_Exercise_
Within the records below, find each line that holds the string "data", then copy it.

### Recorded information ###

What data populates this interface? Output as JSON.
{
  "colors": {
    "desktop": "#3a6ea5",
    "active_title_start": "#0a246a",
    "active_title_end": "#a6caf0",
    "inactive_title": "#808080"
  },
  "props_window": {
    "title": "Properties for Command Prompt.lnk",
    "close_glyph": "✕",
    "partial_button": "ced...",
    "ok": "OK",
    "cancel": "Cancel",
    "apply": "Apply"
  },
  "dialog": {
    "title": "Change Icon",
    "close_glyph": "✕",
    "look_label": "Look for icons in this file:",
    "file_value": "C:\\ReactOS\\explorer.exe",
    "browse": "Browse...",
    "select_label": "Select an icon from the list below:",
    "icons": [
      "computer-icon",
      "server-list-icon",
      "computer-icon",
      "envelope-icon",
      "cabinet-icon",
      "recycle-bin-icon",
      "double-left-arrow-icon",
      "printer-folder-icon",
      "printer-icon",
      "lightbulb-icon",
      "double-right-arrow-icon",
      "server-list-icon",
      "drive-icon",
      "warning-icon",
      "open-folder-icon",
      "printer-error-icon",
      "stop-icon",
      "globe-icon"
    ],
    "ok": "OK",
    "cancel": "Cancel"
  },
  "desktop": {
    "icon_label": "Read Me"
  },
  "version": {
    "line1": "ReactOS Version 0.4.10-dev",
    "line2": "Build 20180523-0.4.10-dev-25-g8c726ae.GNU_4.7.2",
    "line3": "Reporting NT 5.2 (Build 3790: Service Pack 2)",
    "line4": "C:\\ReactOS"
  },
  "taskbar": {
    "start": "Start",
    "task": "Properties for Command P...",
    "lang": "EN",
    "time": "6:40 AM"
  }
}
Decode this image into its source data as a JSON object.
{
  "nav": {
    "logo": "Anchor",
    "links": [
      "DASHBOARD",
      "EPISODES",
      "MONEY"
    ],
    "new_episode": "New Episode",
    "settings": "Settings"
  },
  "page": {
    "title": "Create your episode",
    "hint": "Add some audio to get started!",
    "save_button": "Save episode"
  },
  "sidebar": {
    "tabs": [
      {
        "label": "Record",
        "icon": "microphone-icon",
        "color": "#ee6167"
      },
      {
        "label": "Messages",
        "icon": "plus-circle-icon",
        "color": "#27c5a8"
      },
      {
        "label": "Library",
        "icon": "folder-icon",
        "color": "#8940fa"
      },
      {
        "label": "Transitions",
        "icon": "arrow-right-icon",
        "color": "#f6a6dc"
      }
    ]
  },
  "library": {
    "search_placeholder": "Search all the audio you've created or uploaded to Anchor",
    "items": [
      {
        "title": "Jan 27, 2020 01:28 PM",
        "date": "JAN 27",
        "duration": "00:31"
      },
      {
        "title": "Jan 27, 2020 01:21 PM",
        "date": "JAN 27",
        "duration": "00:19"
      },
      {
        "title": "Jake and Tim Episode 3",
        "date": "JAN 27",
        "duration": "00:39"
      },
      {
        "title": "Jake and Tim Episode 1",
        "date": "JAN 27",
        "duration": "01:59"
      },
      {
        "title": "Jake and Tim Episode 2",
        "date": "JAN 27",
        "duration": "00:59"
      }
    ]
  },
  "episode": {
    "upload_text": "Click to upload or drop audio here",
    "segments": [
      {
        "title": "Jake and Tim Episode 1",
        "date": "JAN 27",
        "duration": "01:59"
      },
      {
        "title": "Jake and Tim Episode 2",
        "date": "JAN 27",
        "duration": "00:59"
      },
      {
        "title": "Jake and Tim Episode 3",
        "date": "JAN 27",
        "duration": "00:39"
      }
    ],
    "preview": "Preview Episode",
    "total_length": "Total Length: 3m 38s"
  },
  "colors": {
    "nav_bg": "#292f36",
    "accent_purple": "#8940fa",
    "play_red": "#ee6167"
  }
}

###

_Finished task_
What data populates this interface? Output as JSON.
Decode this image into its source data as a JSON object.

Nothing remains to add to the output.